Find how many lines contain "date" and state only that number.

Dataset entries on figures
*****

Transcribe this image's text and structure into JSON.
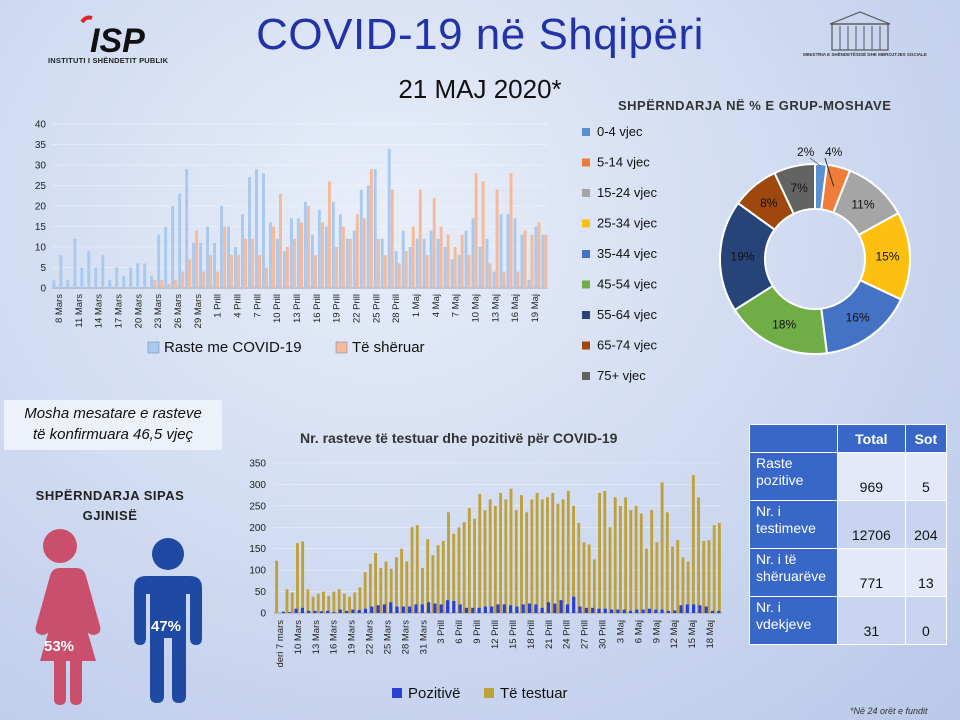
{
  "header": {
    "title": "COVID-19 në Shqipëri",
    "date": "21 MAJ 2020*",
    "institute": "INSTITUTI I SHËNDETIT PUBLIK",
    "ministry": "MINISTRIA E SHËNDETËSISË DHE MBROJTJES SOCIALE"
  },
  "age_note": {
    "line1": "Mosha mesatare e rasteve",
    "line2": "të konfirmuara 46,5 vjeç"
  },
  "gender": {
    "title_line1": "SHPËRNDARJA SIPAS",
    "title_line2": "GJINISË",
    "female": "53%",
    "male": "47%"
  },
  "footnote": "*Në 24 orët e fundit",
  "table": {
    "headers": [
      "Total",
      "Sot"
    ],
    "rows": [
      {
        "label_line1": "Raste",
        "label_line2": "pozitive",
        "total": "969",
        "today": "5"
      },
      {
        "label_line1": "Nr. i",
        "label_line2": "testimeve",
        "total": "12706",
        "today": "204"
      },
      {
        "label_line1": "Nr. i të",
        "label_line2": "shëruarëve",
        "total": "771",
        "today": "13"
      },
      {
        "label_line1": "Nr. i",
        "label_line2": "vdekjeve",
        "total": "31",
        "today": "0"
      }
    ]
  },
  "chart_data": [
    {
      "type": "bar",
      "title": "",
      "ylim": [
        0,
        40
      ],
      "yticks": [
        0,
        5,
        10,
        15,
        20,
        25,
        30,
        35,
        40
      ],
      "tick_labels": [
        "8 Mars",
        "11 Mars",
        "14 Mars",
        "17 Mars",
        "20 Mars",
        "23 Mars",
        "26 Mars",
        "29 Mars",
        "1 Prill",
        "4 Prill",
        "7 Prill",
        "10 Prill",
        "13 Prill",
        "16 Prill",
        "19 Prill",
        "22 Prill",
        "25 Prill",
        "28 Prill",
        "1 Maj",
        "4 Maj",
        "7 Maj",
        "10 Maj",
        "13 Maj",
        "16 Maj",
        "19 Maj"
      ],
      "legend": "bottom",
      "series": [
        {
          "name": "Raste me COVID-19",
          "color": "#a9c9ee",
          "values": [
            2,
            8,
            2,
            12,
            5,
            9,
            5,
            8,
            2,
            5,
            3,
            5,
            6,
            6,
            3,
            13,
            15,
            20,
            23,
            29,
            11,
            11,
            15,
            11,
            20,
            15,
            10,
            18,
            27,
            29,
            28,
            16,
            12,
            9,
            17,
            17,
            21,
            13,
            19,
            15,
            21,
            18,
            12,
            14,
            24,
            25,
            29,
            12,
            34,
            9,
            14,
            10,
            12,
            12,
            14,
            12,
            10,
            7,
            8,
            14,
            17,
            10,
            12,
            4,
            18,
            18,
            17,
            13,
            2,
            15,
            13
          ]
        },
        {
          "name": "Të shëruar",
          "color": "#f6b99a",
          "values": [
            0,
            0,
            0,
            0,
            0,
            0,
            0,
            0,
            0,
            0,
            0,
            0,
            0,
            0,
            2,
            2,
            1,
            2,
            4,
            7,
            14,
            4,
            8,
            4,
            15,
            8,
            8,
            12,
            12,
            8,
            5,
            15,
            23,
            10,
            12,
            16,
            20,
            8,
            16,
            26,
            10,
            15,
            12,
            18,
            17,
            29,
            12,
            8,
            24,
            6,
            9,
            15,
            24,
            8,
            22,
            15,
            13,
            10,
            13,
            8,
            28,
            26,
            6,
            24,
            4,
            28,
            4,
            14,
            13,
            16,
            13
          ]
        }
      ]
    },
    {
      "type": "pie",
      "title": "SHPËRNDARJA NË % E GRUP-MOSHAVE",
      "legend": "left",
      "slices": [
        {
          "label": "0-4 vjec",
          "value": 2,
          "color": "#5a8fd0"
        },
        {
          "label": "5-14 vjec",
          "value": 4,
          "color": "#ee7d3a"
        },
        {
          "label": "15-24 vjec",
          "value": 11,
          "color": "#a5a5a5"
        },
        {
          "label": "25-34 vjec",
          "value": 15,
          "color": "#fdc010"
        },
        {
          "label": "35-44 vjec",
          "value": 16,
          "color": "#4472c4"
        },
        {
          "label": "45-54 vjec",
          "value": 18,
          "color": "#71ad47"
        },
        {
          "label": "55-64 vjec",
          "value": 19,
          "color": "#264478"
        },
        {
          "label": "65-74 vjec",
          "value": 8,
          "color": "#9e480e"
        },
        {
          "label": "75+ vjec",
          "value": 7,
          "color": "#636363"
        }
      ]
    },
    {
      "type": "bar",
      "title": "Nr. rasteve të testuar dhe pozitivë për COVID-19",
      "ylim": [
        0,
        350
      ],
      "yticks": [
        0,
        50,
        100,
        150,
        200,
        250,
        300,
        350
      ],
      "tick_labels": [
        "deri 7 mars",
        "10 Mars",
        "13 Mars",
        "16 Mars",
        "19 Mars",
        "22 Mars",
        "25 Mars",
        "28 Mars",
        "31 Mars",
        "3 Prill",
        "6 Prill",
        "9 Prill",
        "12 Prill",
        "15 Prill",
        "18 Prill",
        "21 Prill",
        "24 Prill",
        "27 Prill",
        "30 Prill",
        "3 Maj",
        "6 Maj",
        "9 Maj",
        "12 Maj",
        "15 Maj",
        "18 Maj"
      ],
      "legend": "bottom",
      "series": [
        {
          "name": "Pozitivë",
          "color": "#2a3fd4",
          "values": [
            0,
            3,
            2,
            10,
            12,
            5,
            5,
            4,
            5,
            2,
            8,
            5,
            8,
            7,
            10,
            15,
            18,
            20,
            25,
            15,
            15,
            15,
            20,
            20,
            25,
            22,
            20,
            30,
            28,
            20,
            12,
            12,
            12,
            15,
            15,
            20,
            20,
            18,
            15,
            20,
            22,
            20,
            12,
            25,
            22,
            30,
            20,
            38,
            15,
            12,
            12,
            10,
            10,
            8,
            8,
            8,
            5,
            8,
            8,
            10,
            8,
            8,
            5,
            6,
            18,
            20,
            20,
            18,
            15,
            5,
            5
          ]
        },
        {
          "name": "Të testuar",
          "color": "#bfa13a",
          "values": [
            122,
            0,
            55,
            48,
            163,
            167,
            55,
            38,
            45,
            50,
            40,
            50,
            55,
            45,
            38,
            48,
            60,
            95,
            115,
            140,
            105,
            120,
            103,
            130,
            150,
            120,
            200,
            205,
            105,
            172,
            135,
            158,
            168,
            235,
            185,
            200,
            212,
            245,
            220,
            278,
            240,
            265,
            250,
            280,
            265,
            290,
            240,
            275,
            235,
            265,
            280,
            265,
            270,
            280,
            255,
            265,
            285,
            250,
            210,
            165,
            160,
            125,
            280,
            285,
            200,
            270,
            250,
            270,
            240,
            250,
            232,
            150,
            240,
            165,
            305,
            235,
            155,
            170,
            130,
            120,
            322,
            270,
            168,
            170,
            205,
            210
          ]
        }
      ]
    }
  ]
}
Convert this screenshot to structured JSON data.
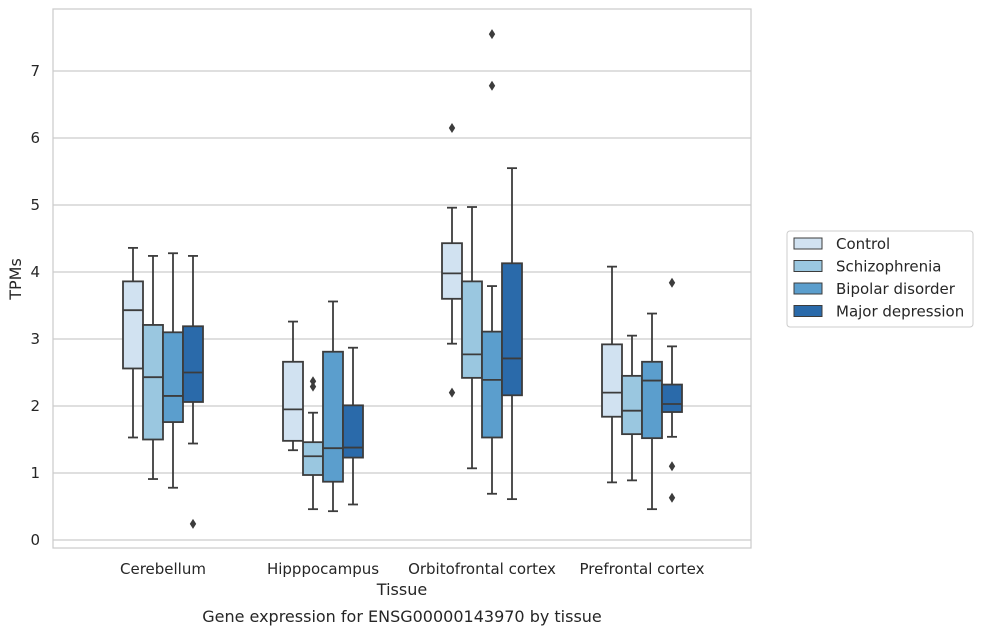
{
  "chart_data": {
    "type": "box",
    "title": "",
    "caption": "Gene expression for ENSG00000143970 by tissue",
    "xlabel": "Tissue",
    "ylabel": "TPMs",
    "ylim": [
      -0.1,
      7.9
    ],
    "yticks": [
      0,
      1,
      2,
      3,
      4,
      5,
      6,
      7
    ],
    "grid": true,
    "legend_position": "right",
    "categories": [
      "Cerebellum",
      "Hipppocampus",
      "Orbitofrontal cortex",
      "Prefrontal cortex"
    ],
    "series": [
      {
        "name": "Control",
        "color": "#d1e2f1",
        "boxes": [
          {
            "whislo": 1.53,
            "q1": 2.56,
            "med": 3.43,
            "q3": 3.86,
            "whishi": 4.36,
            "fliers": []
          },
          {
            "whislo": 1.34,
            "q1": 1.48,
            "med": 1.95,
            "q3": 2.66,
            "whishi": 3.26,
            "fliers": []
          },
          {
            "whislo": 2.93,
            "q1": 3.6,
            "med": 3.98,
            "q3": 4.43,
            "whishi": 4.96,
            "fliers": [
              6.15,
              2.2
            ]
          },
          {
            "whislo": 0.86,
            "q1": 1.84,
            "med": 2.2,
            "q3": 2.92,
            "whishi": 4.08,
            "fliers": []
          }
        ]
      },
      {
        "name": "Schizophrenia",
        "color": "#9ac7e0",
        "boxes": [
          {
            "whislo": 0.91,
            "q1": 1.5,
            "med": 2.43,
            "q3": 3.21,
            "whishi": 4.24,
            "fliers": []
          },
          {
            "whislo": 0.46,
            "q1": 0.97,
            "med": 1.25,
            "q3": 1.46,
            "whishi": 1.9,
            "fliers": [
              2.37,
              2.29
            ]
          },
          {
            "whislo": 1.07,
            "q1": 2.42,
            "med": 2.77,
            "q3": 3.86,
            "whishi": 4.97,
            "fliers": []
          },
          {
            "whislo": 0.89,
            "q1": 1.58,
            "med": 1.93,
            "q3": 2.45,
            "whishi": 3.05,
            "fliers": []
          }
        ]
      },
      {
        "name": "Bipolar disorder",
        "color": "#5b9ecd",
        "boxes": [
          {
            "whislo": 0.78,
            "q1": 1.76,
            "med": 2.15,
            "q3": 3.1,
            "whishi": 4.28,
            "fliers": []
          },
          {
            "whislo": 0.43,
            "q1": 0.87,
            "med": 1.37,
            "q3": 2.81,
            "whishi": 3.56,
            "fliers": []
          },
          {
            "whislo": 0.69,
            "q1": 1.53,
            "med": 2.39,
            "q3": 3.11,
            "whishi": 3.79,
            "fliers": [
              7.55,
              6.78
            ]
          },
          {
            "whislo": 0.46,
            "q1": 1.52,
            "med": 2.38,
            "q3": 2.66,
            "whishi": 3.38,
            "fliers": []
          }
        ]
      },
      {
        "name": "Major depression",
        "color": "#2a6aaa",
        "boxes": [
          {
            "whislo": 1.44,
            "q1": 2.06,
            "med": 2.5,
            "q3": 3.19,
            "whishi": 4.24,
            "fliers": [
              0.24
            ]
          },
          {
            "whislo": 0.53,
            "q1": 1.23,
            "med": 1.38,
            "q3": 2.01,
            "whishi": 2.87,
            "fliers": []
          },
          {
            "whislo": 0.61,
            "q1": 2.16,
            "med": 2.71,
            "q3": 4.13,
            "whishi": 5.55,
            "fliers": []
          },
          {
            "whislo": 1.54,
            "q1": 1.91,
            "med": 2.03,
            "q3": 2.32,
            "whishi": 2.89,
            "fliers": [
              3.84,
              1.1,
              0.63
            ]
          }
        ]
      }
    ]
  }
}
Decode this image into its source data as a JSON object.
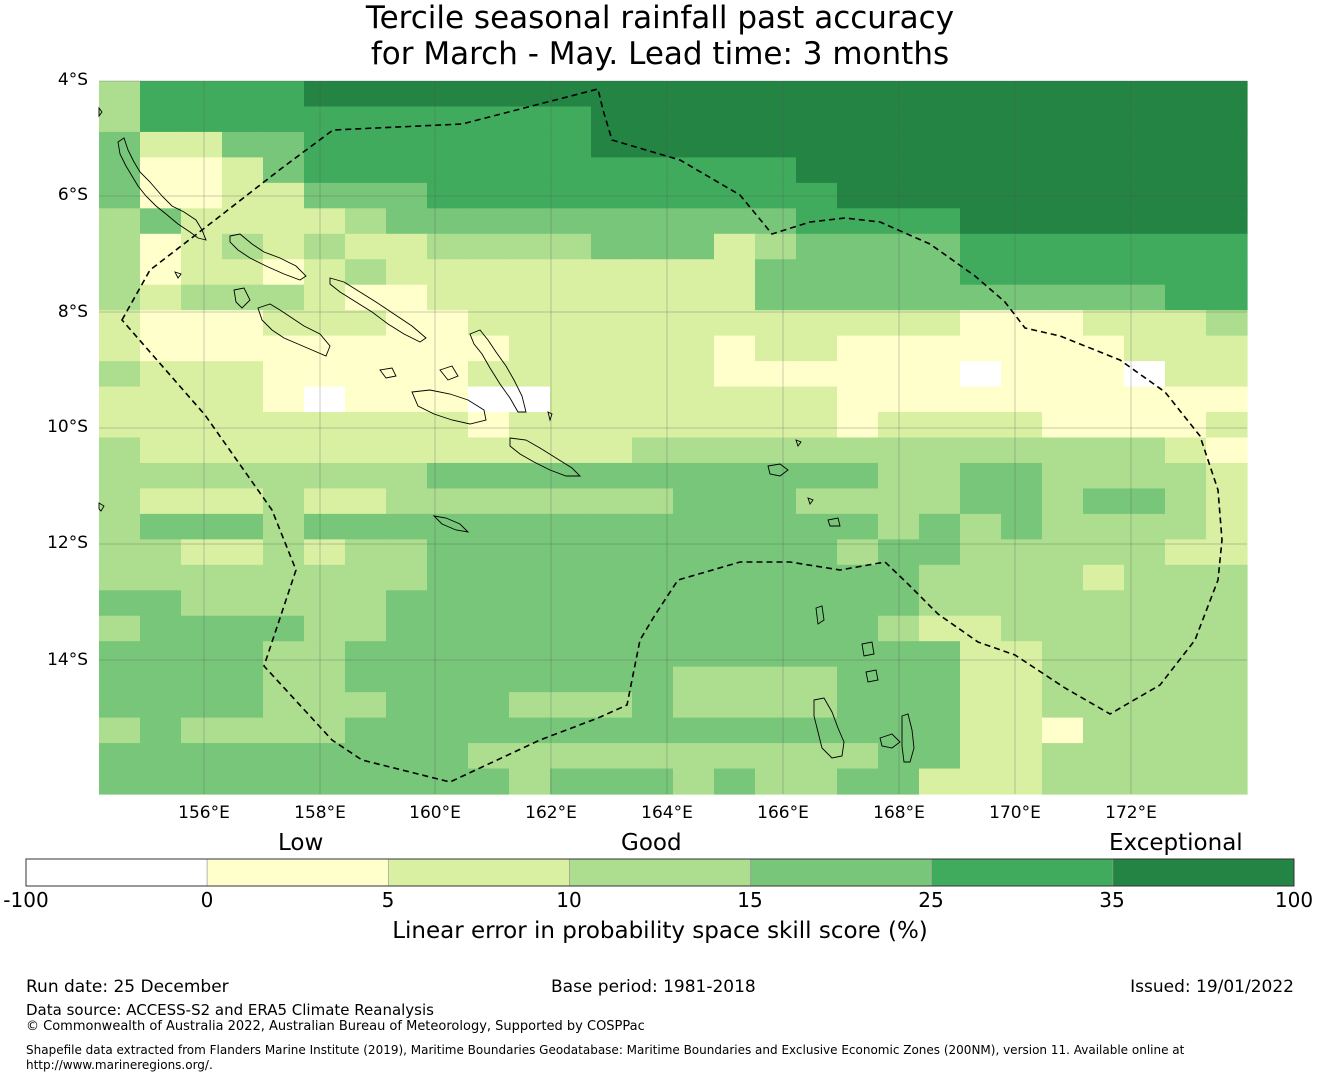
{
  "title": {
    "line1": "Tercile seasonal rainfall past accuracy",
    "line2": "for March - May. Lead time: 3 months"
  },
  "map": {
    "lat_labels": [
      "4°S",
      "6°S",
      "8°S",
      "10°S",
      "12°S",
      "14°S"
    ],
    "lon_labels": [
      "156°E",
      "158°E",
      "160°E",
      "162°E",
      "164°E",
      "166°E",
      "168°E",
      "170°E",
      "172°E"
    ],
    "extent": {
      "lon_min": 154.2,
      "lon_max": 174.0,
      "lat_min": -16.3,
      "lat_max": -4.0
    },
    "grid_levels_note": "Cell values are colour class indices: 0 = -100 to 0, 1 = 0 to 5, 2 = 5 to 10, 3 = 10 to 15, 4 = 15 to 25, 5 = 25 to 35, 6 = 35 to 100",
    "grid": [
      "3555566666666666666666666666",
      "3555555555556666666666666666",
      "4224455555556666666666666666",
      "4112455555555555566666666666",
      "4112244455555555556666666666",
      "3422223444444444455556666666",
      "3123232233334442344445555555",
      "3122123222222222444445555555",
      "3233321122222222444444444455",
      "2111222112222222222221112223",
      "2111111111222221221111111222",
      "3222111112222221111110111022",
      "2222101110022222221111111111",
      "2222222221222222221222211112",
      "3222222222222333333333333321",
      "3333333344444444444334433332",
      "3222322333333344433334434432",
      "3444344444444444444343433332",
      "3322323344444444443443333322",
      "3333333344444444444433332333",
      "4433333444444444444433333333",
      "3444433444444444444322333333",
      "4444334444444444444442233333",
      "4444334444444433334442233333",
      "4444333444333433334442233333",
      "3433334444444444444442213333",
      "4444444443333333333442233333",
      "4444444444344434334422233333"
    ]
  },
  "colorbar": {
    "tick_labels": [
      "-100",
      "0",
      "5",
      "10",
      "15",
      "25",
      "35",
      "100"
    ],
    "category_labels": {
      "low": "Low",
      "good": "Good",
      "exceptional": "Exceptional"
    },
    "colors": [
      "#ffffff",
      "#ffffcc",
      "#d9f0a3",
      "#addd8e",
      "#78c679",
      "#41ab5d",
      "#238443"
    ],
    "axis_label": "Linear error in probability space skill score (%)"
  },
  "footer": {
    "run_date": "Run date: 25 December",
    "base_period": "Base period: 1981-2018",
    "issued": "Issued: 19/01/2022",
    "data_source": "Data source: ACCESS-S2 and ERA5 Climate Reanalysis",
    "copyright": "© Commonwealth of Australia 2022, Australian Bureau of Meteorology, Supported by COSPPac",
    "shapefile_line1": "Shapefile data extracted from Flanders Marine Institute (2019), Maritime Boundaries Geodatabase: Maritime Boundaries and Exclusive Economic Zones (200NM), version 11. Available online at",
    "shapefile_line2": "http://www.marineregions.org/."
  }
}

*****

In response>
2